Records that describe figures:
>> Start
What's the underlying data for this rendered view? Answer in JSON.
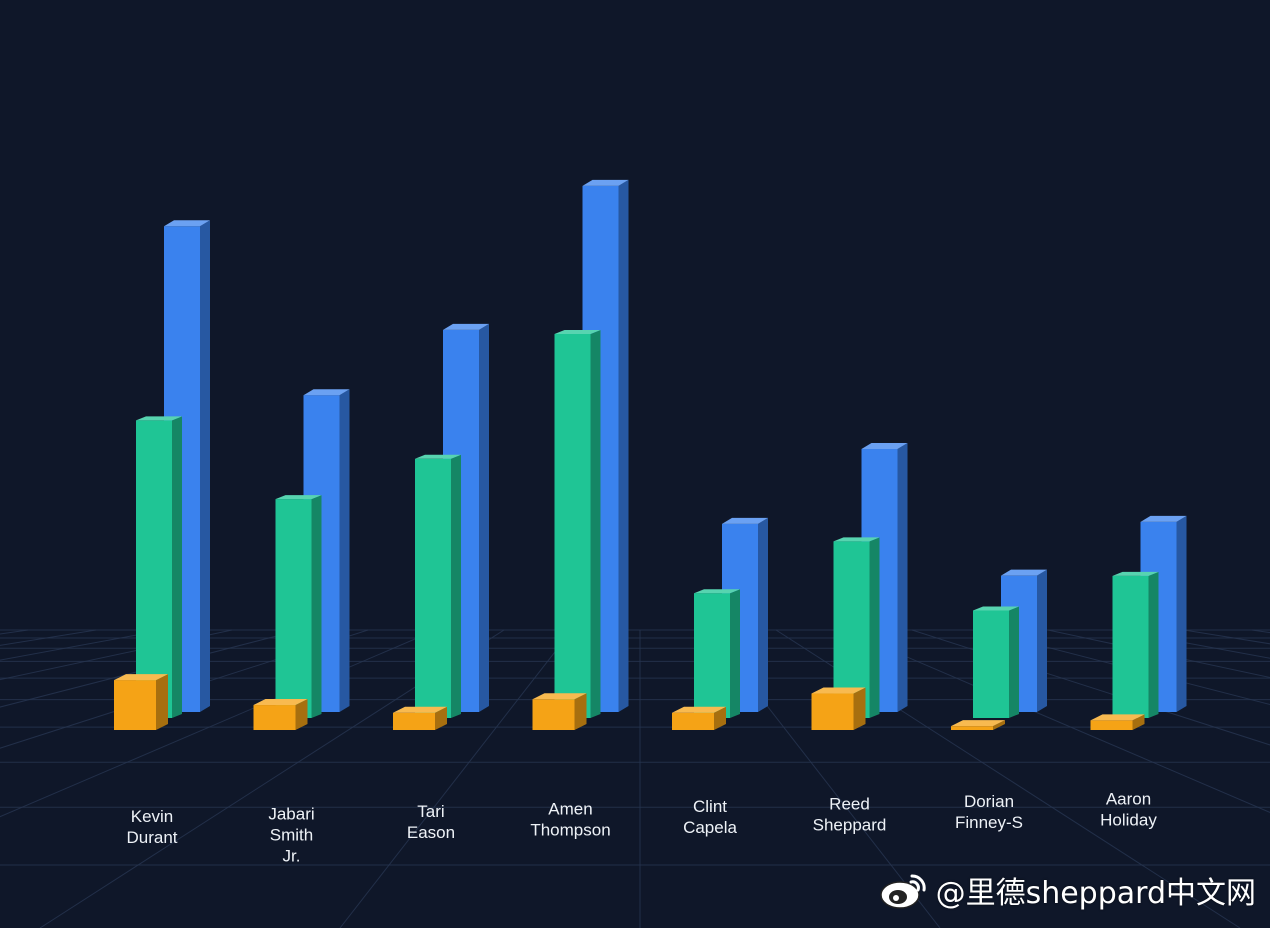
{
  "chart_data": {
    "type": "bar",
    "title": "",
    "xlabel": "",
    "ylabel": "",
    "categories": [
      [
        "Kevin",
        "Durant"
      ],
      [
        "Jabari",
        "Smith",
        "Jr."
      ],
      [
        "Tari",
        "Eason"
      ],
      [
        "Amen",
        "Thompson"
      ],
      [
        "Clint",
        "Capela"
      ],
      [
        "Reed",
        "Sheppard"
      ],
      [
        "Dorian",
        "Finney-S"
      ],
      [
        "Aaron",
        "Holiday"
      ]
    ],
    "series": [
      {
        "color": "#3a82ee",
        "values": [
          25.3,
          16.5,
          19.9,
          27.4,
          9.8,
          13.7,
          7.1,
          9.9
        ]
      },
      {
        "color": "#1fc595",
        "values": [
          15.5,
          11.4,
          13.5,
          20.0,
          6.5,
          9.2,
          5.6,
          7.4
        ]
      },
      {
        "color": "#f5a316",
        "values": [
          2.6,
          1.3,
          0.9,
          1.6,
          0.9,
          1.9,
          0.2,
          0.5
        ]
      }
    ],
    "ylim": [
      0,
      30
    ],
    "grid": true
  },
  "watermark": {
    "icon": "weibo-icon",
    "text": "@里德sheppard中文网"
  }
}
>> End
TO DO:
Scan the material above for the word "color". Copy each line where it occurs.

EXERCISE SOLUTION:
        "color": "#3a82ee",
        "color": "#1fc595",
        "color": "#f5a316",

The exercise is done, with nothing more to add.